Objective |
Select the lines that hold the word "Jesu" and copy each one.

********

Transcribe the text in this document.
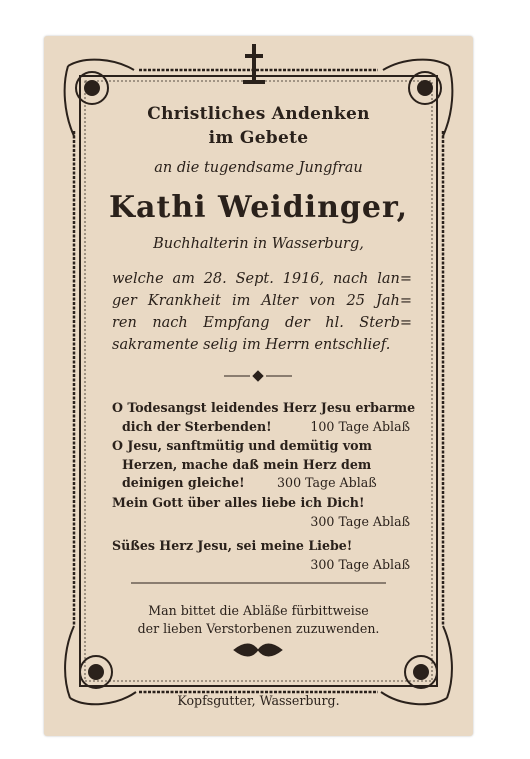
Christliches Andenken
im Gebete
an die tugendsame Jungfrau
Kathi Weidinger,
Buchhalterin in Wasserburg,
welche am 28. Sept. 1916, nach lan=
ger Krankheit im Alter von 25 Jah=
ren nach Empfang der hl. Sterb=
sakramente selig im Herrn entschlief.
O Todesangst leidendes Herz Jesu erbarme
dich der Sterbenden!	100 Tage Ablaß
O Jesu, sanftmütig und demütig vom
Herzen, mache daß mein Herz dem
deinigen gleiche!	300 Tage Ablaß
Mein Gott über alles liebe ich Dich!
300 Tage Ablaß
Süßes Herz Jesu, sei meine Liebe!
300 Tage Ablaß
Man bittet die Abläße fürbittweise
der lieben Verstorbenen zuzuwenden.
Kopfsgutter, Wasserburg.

********

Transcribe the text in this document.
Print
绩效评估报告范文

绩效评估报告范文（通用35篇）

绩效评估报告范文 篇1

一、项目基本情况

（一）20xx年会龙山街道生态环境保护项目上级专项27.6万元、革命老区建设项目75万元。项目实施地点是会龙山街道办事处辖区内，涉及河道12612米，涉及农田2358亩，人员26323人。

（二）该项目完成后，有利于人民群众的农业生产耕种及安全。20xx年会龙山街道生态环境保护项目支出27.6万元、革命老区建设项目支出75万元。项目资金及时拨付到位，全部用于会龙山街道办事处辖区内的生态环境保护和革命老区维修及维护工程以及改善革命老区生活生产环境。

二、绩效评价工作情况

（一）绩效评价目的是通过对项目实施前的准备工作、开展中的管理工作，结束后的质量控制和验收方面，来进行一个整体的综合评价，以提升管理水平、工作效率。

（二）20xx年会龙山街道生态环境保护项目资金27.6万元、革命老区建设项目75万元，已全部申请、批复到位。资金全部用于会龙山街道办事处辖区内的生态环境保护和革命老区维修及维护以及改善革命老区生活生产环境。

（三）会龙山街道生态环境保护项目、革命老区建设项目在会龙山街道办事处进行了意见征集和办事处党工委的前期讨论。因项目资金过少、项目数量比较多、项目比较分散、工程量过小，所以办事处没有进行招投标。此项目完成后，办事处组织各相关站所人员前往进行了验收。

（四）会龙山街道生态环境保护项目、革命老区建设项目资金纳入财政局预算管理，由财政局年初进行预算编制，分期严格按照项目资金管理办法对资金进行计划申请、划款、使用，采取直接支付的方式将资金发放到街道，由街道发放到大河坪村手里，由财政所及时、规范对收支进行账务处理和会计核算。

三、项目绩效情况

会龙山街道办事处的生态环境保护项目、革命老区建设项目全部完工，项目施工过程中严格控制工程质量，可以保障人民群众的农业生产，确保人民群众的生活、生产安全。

********

Exercise solution |
O Todesangst leidendes Herz Jesu erbarme
O Jesu, sanftmütig und demütig vom
Süßes Herz Jesu, sei meine Liebe!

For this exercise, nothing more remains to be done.